Collected data entries:
........
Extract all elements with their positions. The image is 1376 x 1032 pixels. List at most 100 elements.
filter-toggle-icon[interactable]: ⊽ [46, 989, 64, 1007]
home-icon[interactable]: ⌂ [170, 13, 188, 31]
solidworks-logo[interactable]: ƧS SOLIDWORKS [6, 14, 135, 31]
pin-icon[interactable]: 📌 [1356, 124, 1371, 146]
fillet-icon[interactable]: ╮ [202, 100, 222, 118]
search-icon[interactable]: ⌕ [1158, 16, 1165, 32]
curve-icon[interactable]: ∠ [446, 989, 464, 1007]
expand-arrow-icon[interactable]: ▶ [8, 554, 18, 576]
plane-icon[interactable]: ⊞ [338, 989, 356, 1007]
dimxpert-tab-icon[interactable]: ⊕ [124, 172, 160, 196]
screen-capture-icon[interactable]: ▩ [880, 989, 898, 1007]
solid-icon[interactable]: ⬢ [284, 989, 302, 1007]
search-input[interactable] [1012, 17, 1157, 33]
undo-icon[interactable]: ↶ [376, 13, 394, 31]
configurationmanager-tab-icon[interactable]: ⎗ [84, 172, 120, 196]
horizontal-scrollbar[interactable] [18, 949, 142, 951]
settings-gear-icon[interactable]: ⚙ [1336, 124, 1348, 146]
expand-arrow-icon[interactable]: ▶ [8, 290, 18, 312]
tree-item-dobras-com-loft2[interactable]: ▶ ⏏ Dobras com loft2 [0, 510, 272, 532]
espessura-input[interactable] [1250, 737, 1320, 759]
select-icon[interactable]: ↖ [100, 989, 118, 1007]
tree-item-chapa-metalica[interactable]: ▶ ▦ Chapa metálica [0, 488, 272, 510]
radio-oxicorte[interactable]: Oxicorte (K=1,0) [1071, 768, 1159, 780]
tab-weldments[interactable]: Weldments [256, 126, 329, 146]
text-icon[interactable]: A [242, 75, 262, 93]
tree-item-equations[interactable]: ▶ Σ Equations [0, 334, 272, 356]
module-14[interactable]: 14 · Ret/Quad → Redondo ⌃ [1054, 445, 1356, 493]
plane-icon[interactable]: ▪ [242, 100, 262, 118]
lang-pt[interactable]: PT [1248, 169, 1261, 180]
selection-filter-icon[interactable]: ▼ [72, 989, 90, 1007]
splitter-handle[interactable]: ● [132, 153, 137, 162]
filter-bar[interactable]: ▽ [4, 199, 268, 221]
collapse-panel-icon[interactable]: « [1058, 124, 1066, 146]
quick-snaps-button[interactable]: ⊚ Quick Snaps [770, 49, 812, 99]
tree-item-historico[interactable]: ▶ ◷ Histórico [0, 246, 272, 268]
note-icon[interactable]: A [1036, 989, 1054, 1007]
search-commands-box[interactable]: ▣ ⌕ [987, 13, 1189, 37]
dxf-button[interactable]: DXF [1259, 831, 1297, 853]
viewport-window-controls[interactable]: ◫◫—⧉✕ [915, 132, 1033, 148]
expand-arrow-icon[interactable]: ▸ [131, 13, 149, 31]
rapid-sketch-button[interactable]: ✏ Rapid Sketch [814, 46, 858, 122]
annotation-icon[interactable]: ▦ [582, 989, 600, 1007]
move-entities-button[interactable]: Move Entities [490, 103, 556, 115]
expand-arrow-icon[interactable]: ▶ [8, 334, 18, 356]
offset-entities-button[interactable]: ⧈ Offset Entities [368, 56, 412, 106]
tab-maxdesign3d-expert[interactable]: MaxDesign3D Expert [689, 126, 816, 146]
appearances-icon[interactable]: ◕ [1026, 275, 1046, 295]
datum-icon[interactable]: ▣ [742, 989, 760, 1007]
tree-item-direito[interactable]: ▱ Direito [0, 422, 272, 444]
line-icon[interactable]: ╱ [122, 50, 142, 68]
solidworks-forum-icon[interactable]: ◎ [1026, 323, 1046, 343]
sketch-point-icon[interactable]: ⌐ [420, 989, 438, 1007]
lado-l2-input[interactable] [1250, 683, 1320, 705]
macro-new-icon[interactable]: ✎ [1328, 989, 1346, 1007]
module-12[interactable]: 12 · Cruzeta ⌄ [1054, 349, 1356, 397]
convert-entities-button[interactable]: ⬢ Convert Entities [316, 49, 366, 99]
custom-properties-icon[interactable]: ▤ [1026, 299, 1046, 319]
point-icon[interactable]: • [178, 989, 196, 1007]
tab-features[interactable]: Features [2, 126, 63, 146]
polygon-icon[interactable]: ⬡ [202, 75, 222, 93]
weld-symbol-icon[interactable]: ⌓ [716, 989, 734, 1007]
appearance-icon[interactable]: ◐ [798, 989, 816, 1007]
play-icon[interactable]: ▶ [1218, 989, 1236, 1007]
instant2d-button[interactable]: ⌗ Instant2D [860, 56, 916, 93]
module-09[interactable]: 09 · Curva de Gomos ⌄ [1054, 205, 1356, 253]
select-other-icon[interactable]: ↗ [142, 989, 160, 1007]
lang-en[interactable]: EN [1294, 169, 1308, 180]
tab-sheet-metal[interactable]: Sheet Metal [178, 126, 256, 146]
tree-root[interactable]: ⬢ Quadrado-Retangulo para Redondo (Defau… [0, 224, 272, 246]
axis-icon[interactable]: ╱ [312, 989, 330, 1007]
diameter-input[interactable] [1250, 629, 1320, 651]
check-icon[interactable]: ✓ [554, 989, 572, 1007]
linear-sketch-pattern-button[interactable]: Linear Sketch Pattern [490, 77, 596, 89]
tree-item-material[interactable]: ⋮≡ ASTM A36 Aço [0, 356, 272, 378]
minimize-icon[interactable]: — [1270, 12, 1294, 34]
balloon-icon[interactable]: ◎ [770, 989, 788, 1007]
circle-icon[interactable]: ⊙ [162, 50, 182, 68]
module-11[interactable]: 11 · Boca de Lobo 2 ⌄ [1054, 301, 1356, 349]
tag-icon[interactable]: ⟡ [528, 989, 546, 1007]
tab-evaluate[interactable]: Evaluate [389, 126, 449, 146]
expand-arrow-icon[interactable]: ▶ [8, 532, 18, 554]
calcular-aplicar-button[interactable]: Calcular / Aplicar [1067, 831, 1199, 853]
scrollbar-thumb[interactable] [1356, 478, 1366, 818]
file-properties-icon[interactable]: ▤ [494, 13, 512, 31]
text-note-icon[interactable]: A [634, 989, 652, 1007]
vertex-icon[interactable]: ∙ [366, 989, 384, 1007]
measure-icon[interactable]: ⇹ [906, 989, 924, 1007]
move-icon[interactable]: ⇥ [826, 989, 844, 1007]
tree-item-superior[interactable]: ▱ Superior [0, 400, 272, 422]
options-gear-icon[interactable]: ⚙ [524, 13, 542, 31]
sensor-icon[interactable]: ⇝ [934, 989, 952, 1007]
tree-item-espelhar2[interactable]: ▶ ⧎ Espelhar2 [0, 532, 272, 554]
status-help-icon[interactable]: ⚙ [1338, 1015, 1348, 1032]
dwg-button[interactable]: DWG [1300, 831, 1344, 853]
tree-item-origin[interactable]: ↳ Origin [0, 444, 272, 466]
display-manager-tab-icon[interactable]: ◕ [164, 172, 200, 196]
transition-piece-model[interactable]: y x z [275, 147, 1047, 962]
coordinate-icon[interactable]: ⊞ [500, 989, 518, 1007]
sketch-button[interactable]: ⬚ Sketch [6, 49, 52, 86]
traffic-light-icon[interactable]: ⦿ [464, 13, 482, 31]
........
Direction:
Count the lines in the entries above that contain the string "entities". Reply with the number alone.

Result of the exercise:
3